* [AIM]:
Each line that follows should be printed again exactly as it stands.

* [INFORMATION SUPPLIED]:
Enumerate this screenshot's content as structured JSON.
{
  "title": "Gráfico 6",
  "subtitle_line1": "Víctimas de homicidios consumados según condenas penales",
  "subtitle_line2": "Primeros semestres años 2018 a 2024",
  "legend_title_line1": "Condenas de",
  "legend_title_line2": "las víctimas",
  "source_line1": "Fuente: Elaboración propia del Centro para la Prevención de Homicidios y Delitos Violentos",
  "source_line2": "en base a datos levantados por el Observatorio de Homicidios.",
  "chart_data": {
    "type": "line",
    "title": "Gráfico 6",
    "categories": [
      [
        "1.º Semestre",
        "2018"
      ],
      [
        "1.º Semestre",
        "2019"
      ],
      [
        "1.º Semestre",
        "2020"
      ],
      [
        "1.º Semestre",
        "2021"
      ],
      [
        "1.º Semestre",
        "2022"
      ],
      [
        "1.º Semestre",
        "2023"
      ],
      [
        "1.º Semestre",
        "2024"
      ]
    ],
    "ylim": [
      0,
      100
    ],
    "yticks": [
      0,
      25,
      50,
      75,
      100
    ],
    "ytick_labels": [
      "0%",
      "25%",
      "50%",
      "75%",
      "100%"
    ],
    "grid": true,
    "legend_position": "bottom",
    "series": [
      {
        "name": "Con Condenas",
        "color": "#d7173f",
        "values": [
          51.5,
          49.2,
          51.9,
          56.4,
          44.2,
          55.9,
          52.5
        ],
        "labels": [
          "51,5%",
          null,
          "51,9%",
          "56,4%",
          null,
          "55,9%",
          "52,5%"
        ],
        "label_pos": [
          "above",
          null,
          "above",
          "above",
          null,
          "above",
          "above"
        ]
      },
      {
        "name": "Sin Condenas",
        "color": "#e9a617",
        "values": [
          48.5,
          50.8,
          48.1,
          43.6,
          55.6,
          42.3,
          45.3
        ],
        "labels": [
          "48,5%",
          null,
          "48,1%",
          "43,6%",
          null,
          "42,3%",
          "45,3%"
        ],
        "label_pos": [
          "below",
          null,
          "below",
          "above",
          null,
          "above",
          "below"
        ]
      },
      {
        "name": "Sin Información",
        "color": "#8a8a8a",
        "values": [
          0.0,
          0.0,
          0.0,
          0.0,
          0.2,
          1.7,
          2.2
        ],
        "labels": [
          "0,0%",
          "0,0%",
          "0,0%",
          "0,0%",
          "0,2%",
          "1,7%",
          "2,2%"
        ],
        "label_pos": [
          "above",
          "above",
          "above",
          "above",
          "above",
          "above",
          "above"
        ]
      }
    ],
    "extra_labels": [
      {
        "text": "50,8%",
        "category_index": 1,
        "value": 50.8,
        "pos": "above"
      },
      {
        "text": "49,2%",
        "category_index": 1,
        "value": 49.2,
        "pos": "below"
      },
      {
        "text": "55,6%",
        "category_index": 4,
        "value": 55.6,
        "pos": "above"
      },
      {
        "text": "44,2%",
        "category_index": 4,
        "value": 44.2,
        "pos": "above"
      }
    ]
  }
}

* [SOLUTION FOR THIS EXERCISE]:
Enumerate this screenshot's content as structured JSON.
{
  "title": "Gráfico 6",
  "subtitle_line1": "Víctimas de homicidios consumados según condenas penales",
  "subtitle_line2": "Primeros semestres años 2018 a 2024",
  "legend_title_line1": "Condenas de",
  "legend_title_line2": "las víctimas",
  "source_line1": "Fuente: Elaboración propia del Centro para la Prevención de Homicidios y Delitos Violentos",
  "source_line2": "en base a datos levantados por el Observatorio de Homicidios.",
  "chart_data": {
    "type": "line",
    "title": "Gráfico 6",
    "categories": [
      [
        "1.º Semestre",
        "2018"
      ],
      [
        "1.º Semestre",
        "2019"
      ],
      [
        "1.º Semestre",
        "2020"
      ],
      [
        "1.º Semestre",
        "2021"
      ],
      [
        "1.º Semestre",
        "2022"
      ],
      [
        "1.º Semestre",
        "2023"
      ],
      [
        "1.º Semestre",
        "2024"
      ]
    ],
    "ylim": [
      0,
      100
    ],
    "yticks": [
      0,
      25,
      50,
      75,
      100
    ],
    "ytick_labels": [
      "0%",
      "25%",
      "50%",
      "75%",
      "100%"
    ],
    "grid": true,
    "legend_position": "bottom",
    "series": [
      {
        "name": "Con Condenas",
        "color": "#d7173f",
        "values": [
          51.5,
          49.2,
          51.9,
          56.4,
          44.2,
          55.9,
          52.5
        ],
        "labels": [
          "51,5%",
          null,
          "51,9%",
          "56,4%",
          null,
          "55,9%",
          "52,5%"
        ],
        "label_pos": [
          "above",
          null,
          "above",
          "above",
          null,
          "above",
          "above"
        ]
      },
      {
        "name": "Sin Condenas",
        "color": "#e9a617",
        "values": [
          48.5,
          50.8,
          48.1,
          43.6,
          55.6,
          42.3,
          45.3
        ],
        "labels": [
          "48,5%",
          null,
          "48,1%",
          "43,6%",
          null,
          "42,3%",
          "45,3%"
        ],
        "label_pos": [
          "below",
          null,
          "below",
          "above",
          null,
          "above",
          "below"
        ]
      },
      {
        "name": "Sin Información",
        "color": "#8a8a8a",
        "values": [
          0.0,
          0.0,
          0.0,
          0.0,
          0.2,
          1.7,
          2.2
        ],
        "labels": [
          "0,0%",
          "0,0%",
          "0,0%",
          "0,0%",
          "0,2%",
          "1,7%",
          "2,2%"
        ],
        "label_pos": [
          "above",
          "above",
          "above",
          "above",
          "above",
          "above",
          "above"
        ]
      }
    ],
    "extra_labels": [
      {
        "text": "50,8%",
        "category_index": 1,
        "value": 50.8,
        "pos": "above"
      },
      {
        "text": "49,2%",
        "category_index": 1,
        "value": 49.2,
        "pos": "below"
      },
      {
        "text": "55,6%",
        "category_index": 4,
        "value": 55.6,
        "pos": "above"
      },
      {
        "text": "44,2%",
        "category_index": 4,
        "value": 44.2,
        "pos": "above"
      }
    ]
  }
}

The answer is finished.